**Description of the task**: Determine how many lines contain the string "табл" and reply with that number alone.

##### Supplied records #####

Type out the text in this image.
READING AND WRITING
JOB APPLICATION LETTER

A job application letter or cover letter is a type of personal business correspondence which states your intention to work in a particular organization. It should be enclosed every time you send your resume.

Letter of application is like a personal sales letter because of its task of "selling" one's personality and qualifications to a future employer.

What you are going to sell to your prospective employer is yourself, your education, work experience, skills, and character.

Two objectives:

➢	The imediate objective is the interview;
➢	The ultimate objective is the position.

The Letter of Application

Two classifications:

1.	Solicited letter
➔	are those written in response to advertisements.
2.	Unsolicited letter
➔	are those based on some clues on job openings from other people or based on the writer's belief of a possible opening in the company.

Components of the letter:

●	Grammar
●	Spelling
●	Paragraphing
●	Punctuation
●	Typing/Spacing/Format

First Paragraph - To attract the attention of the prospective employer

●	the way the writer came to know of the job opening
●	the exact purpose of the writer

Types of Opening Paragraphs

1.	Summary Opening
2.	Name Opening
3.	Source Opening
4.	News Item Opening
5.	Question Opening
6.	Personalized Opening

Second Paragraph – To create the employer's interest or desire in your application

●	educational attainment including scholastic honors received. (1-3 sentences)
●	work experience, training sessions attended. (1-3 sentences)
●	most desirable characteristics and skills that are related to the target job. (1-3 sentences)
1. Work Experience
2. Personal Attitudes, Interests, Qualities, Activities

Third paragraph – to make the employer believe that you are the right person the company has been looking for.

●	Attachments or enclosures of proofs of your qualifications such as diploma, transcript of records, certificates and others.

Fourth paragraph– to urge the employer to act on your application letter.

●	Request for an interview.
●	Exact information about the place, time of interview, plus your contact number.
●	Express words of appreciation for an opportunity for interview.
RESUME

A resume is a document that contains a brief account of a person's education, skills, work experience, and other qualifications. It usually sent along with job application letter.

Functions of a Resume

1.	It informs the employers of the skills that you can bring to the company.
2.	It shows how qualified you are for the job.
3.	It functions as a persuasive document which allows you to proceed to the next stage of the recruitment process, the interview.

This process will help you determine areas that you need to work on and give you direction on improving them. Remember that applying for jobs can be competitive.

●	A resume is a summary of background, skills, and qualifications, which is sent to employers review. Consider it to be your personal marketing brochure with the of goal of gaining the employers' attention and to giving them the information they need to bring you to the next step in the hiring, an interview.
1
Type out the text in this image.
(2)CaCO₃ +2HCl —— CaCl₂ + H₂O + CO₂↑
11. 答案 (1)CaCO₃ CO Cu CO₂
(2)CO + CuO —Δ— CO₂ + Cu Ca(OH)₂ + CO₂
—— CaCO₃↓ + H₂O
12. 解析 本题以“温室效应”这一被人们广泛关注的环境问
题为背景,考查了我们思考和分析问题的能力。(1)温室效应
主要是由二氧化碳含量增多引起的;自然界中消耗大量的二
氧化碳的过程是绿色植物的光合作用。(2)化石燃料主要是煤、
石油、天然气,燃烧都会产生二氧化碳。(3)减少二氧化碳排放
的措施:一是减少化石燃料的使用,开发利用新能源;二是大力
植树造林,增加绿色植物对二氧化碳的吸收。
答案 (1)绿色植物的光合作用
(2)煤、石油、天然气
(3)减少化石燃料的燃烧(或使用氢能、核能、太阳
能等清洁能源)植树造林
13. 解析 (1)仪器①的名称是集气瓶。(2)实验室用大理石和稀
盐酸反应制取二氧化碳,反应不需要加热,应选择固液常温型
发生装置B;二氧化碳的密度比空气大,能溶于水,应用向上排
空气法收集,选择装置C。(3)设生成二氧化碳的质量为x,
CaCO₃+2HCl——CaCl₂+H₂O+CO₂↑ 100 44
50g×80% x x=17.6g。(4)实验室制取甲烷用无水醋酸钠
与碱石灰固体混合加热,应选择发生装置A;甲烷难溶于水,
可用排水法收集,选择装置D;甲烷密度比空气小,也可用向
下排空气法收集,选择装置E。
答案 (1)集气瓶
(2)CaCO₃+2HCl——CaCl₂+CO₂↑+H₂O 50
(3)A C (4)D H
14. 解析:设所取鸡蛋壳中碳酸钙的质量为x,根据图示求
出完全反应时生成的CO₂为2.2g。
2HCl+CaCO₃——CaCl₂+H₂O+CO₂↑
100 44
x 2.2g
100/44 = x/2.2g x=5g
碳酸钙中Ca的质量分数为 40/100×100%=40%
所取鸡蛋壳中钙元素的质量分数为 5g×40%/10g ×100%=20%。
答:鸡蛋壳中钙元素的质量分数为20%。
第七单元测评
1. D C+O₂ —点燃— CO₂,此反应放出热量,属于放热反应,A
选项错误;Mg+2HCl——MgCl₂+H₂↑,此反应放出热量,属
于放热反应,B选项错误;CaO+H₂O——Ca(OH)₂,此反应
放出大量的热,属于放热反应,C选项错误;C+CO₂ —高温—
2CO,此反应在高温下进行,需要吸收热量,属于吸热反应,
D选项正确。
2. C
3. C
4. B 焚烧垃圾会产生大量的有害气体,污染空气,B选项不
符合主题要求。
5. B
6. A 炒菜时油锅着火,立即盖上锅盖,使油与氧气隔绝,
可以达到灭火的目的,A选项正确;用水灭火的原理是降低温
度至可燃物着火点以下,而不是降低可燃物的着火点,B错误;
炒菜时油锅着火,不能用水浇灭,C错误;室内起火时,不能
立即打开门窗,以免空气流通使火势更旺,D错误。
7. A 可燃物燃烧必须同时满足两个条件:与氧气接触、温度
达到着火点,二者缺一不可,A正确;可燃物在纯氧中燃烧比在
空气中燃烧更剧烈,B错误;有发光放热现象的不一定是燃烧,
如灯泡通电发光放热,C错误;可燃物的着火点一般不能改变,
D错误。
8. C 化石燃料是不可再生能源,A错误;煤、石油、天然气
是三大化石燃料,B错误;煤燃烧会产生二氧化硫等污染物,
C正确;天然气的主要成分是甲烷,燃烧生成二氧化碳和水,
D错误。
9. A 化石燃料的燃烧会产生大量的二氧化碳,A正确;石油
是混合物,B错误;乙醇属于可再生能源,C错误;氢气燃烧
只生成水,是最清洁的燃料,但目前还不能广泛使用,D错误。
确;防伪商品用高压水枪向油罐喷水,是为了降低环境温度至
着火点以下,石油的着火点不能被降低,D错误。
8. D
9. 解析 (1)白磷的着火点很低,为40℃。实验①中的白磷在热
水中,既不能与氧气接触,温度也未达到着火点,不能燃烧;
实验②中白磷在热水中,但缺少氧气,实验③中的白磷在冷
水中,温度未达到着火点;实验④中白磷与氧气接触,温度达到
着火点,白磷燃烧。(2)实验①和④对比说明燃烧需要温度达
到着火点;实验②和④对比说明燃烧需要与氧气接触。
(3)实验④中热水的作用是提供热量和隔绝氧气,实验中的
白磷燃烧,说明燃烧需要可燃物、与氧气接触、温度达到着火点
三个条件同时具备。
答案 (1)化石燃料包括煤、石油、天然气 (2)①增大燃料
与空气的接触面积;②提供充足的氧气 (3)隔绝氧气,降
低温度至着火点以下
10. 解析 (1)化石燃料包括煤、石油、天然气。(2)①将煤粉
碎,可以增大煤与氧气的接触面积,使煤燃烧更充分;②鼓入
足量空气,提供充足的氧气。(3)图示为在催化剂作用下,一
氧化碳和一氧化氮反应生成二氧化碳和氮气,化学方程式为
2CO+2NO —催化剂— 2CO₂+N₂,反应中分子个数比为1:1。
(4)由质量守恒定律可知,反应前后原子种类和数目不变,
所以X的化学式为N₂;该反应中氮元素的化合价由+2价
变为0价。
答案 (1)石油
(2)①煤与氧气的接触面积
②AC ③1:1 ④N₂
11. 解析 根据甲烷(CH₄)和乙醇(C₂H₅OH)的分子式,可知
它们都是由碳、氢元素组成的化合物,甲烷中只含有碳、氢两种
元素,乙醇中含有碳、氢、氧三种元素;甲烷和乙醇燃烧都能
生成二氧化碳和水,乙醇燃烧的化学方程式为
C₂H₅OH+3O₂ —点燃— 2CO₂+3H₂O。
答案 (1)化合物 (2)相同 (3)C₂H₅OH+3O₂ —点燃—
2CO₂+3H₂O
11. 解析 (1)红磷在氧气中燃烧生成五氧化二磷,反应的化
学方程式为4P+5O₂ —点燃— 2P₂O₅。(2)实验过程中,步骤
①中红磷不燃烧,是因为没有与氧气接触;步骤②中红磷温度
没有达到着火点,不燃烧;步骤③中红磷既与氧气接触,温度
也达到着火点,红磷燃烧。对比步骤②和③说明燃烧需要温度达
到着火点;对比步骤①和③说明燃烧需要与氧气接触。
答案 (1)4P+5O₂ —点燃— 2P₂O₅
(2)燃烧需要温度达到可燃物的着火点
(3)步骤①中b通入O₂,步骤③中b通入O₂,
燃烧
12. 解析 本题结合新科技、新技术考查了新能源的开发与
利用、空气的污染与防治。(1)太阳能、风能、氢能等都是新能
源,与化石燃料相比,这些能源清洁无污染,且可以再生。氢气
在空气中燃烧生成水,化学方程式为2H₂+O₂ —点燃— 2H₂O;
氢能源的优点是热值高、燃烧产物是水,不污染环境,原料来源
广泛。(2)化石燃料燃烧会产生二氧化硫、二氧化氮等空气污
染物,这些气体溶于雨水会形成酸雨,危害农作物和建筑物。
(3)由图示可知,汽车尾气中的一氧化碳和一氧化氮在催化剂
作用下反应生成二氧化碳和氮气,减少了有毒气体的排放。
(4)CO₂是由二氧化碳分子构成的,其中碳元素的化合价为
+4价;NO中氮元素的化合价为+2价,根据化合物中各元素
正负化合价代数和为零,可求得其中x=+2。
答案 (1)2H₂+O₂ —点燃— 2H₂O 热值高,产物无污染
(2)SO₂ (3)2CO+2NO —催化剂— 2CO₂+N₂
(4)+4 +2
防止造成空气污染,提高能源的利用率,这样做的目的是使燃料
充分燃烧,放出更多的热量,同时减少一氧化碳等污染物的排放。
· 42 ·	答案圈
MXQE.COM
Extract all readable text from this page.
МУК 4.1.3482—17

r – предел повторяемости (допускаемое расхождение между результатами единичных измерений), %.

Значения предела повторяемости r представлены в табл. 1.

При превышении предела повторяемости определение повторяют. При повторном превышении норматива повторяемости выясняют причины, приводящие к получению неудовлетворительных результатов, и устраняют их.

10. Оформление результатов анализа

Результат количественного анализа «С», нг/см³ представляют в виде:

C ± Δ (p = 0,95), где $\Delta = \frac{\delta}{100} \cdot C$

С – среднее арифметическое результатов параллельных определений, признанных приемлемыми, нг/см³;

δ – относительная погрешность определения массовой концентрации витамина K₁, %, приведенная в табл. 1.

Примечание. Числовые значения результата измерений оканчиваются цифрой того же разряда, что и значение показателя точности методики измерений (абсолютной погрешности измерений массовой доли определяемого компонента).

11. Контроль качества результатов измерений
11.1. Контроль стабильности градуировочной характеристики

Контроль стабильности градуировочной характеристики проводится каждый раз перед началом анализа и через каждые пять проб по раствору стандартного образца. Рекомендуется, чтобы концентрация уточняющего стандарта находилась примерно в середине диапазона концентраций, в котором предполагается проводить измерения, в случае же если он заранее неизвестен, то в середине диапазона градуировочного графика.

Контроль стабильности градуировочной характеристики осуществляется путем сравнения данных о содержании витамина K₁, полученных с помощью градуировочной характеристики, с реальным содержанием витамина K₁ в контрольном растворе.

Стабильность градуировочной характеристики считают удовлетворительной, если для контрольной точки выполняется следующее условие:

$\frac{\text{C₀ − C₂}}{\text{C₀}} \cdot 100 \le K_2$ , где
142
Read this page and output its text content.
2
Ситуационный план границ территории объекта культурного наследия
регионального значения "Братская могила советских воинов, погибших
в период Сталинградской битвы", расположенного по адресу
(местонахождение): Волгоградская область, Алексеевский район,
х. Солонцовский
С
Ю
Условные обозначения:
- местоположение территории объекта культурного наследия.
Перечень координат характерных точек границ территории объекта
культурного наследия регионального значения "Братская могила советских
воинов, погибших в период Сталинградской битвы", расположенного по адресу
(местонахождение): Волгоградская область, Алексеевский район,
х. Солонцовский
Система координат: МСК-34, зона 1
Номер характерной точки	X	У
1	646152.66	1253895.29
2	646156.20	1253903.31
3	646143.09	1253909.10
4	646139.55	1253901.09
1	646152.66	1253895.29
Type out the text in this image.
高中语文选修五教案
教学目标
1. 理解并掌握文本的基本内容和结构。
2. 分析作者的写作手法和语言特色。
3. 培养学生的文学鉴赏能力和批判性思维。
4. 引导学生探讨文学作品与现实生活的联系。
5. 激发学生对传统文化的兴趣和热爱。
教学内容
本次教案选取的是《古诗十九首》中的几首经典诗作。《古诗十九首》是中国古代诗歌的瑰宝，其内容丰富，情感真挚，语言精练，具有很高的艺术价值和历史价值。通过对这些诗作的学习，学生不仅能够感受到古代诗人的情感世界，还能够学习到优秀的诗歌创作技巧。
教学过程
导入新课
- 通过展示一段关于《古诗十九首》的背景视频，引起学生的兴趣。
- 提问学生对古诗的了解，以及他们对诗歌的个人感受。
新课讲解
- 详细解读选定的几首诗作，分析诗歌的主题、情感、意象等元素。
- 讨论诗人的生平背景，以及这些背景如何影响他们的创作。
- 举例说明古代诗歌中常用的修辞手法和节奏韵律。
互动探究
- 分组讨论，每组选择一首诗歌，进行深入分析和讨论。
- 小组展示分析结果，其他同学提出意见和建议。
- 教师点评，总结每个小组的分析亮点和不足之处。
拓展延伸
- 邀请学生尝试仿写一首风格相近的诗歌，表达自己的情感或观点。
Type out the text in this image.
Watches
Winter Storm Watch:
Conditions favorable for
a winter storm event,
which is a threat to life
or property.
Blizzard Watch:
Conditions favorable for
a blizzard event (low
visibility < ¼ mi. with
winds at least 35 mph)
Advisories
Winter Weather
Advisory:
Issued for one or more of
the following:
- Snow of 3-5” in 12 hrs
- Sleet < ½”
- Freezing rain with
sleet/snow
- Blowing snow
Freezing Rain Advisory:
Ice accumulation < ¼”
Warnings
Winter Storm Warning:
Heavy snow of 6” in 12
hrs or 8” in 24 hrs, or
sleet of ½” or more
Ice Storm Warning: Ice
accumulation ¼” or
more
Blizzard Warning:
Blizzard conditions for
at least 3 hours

#####

**The completed task**: 2